_EXERCISE REQUIREMENTS_
Report, word for word, every line of the material that contains "amount".

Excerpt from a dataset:
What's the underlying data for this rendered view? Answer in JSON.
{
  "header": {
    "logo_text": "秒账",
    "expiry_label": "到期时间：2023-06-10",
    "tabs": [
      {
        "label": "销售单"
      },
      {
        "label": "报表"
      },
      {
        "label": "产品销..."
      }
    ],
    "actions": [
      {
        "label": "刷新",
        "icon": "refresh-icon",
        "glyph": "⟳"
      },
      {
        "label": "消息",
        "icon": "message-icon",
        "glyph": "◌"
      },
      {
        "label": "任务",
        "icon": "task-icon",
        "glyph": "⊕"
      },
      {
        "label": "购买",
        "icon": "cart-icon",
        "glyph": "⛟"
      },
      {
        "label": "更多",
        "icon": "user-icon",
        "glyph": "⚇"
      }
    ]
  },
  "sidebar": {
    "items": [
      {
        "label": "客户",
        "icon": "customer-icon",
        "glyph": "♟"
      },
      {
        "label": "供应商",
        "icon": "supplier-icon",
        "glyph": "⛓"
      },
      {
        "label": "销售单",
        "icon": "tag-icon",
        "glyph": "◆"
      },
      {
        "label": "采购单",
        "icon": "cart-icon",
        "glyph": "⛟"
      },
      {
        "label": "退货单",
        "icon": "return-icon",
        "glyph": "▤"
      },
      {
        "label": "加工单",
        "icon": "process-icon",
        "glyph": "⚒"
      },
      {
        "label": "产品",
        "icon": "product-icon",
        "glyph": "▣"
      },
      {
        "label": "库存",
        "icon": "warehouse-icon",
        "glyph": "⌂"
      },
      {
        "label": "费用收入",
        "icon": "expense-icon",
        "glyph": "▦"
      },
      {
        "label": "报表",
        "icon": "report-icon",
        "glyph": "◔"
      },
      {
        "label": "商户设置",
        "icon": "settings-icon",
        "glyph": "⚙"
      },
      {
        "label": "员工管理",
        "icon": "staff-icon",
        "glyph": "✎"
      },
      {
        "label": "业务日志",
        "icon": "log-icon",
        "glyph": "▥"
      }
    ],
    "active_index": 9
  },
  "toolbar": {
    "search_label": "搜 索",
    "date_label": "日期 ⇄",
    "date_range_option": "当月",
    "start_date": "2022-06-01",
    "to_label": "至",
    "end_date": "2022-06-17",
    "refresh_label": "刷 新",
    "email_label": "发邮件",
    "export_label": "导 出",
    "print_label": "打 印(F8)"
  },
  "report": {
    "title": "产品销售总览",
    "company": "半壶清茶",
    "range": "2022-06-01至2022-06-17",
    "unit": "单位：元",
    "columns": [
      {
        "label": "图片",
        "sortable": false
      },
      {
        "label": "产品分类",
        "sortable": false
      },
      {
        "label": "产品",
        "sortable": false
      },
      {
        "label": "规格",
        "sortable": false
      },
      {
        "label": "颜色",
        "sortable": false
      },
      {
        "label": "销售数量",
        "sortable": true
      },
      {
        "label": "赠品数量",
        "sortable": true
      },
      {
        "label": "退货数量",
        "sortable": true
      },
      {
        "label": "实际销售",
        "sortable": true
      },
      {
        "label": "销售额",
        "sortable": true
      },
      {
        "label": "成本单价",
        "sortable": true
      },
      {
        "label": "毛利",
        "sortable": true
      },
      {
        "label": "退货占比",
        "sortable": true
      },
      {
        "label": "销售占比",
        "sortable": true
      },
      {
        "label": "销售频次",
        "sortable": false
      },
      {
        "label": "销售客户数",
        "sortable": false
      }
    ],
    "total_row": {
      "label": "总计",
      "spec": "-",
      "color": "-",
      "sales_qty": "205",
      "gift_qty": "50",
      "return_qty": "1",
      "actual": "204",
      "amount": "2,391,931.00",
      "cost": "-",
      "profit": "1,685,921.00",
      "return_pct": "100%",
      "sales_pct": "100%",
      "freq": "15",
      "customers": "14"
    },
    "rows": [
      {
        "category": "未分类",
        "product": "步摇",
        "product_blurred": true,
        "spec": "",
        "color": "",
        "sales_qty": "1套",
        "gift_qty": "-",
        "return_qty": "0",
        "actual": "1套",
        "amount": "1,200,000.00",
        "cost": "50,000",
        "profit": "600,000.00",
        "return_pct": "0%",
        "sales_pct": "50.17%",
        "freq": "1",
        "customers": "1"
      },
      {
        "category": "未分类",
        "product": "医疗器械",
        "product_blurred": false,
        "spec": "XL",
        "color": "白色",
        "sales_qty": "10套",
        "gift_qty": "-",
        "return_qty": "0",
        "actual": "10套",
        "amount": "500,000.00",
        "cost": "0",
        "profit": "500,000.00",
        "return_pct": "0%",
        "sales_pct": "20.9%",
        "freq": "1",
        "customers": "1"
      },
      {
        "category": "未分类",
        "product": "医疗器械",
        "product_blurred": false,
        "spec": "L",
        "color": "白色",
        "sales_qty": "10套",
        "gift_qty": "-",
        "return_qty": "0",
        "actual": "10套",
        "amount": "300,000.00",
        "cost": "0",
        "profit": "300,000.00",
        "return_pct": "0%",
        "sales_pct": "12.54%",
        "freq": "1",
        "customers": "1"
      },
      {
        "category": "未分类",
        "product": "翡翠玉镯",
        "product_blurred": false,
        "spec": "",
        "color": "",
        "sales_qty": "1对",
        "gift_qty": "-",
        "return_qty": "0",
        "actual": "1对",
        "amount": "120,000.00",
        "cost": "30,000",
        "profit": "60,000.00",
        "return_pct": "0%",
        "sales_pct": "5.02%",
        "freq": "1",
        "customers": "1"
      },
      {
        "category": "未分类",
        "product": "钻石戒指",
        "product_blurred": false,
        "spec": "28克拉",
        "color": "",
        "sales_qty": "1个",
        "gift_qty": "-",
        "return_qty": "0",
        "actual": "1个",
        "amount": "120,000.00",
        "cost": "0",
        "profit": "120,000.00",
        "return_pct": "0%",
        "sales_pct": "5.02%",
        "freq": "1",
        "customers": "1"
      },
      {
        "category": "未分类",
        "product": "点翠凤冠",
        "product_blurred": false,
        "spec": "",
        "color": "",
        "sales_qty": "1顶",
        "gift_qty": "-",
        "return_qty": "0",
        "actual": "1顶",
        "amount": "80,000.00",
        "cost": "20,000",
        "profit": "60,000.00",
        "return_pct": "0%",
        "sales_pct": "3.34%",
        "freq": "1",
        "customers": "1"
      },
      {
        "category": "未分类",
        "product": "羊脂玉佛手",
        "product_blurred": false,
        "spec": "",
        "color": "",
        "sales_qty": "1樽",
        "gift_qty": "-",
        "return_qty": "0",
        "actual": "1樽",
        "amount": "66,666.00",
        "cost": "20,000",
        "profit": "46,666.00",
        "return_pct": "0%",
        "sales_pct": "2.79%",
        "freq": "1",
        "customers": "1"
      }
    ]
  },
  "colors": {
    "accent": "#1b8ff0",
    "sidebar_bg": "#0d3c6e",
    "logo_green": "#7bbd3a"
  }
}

_SOLUTION FOR THIS TASK_
      "amount": "2,391,931.00",
        "amount": "1,200,000.00",
        "amount": "500,000.00",
        "amount": "300,000.00",
        "amount": "120,000.00",
        "amount": "120,000.00",
        "amount": "80,000.00",
        "amount": "66,666.00",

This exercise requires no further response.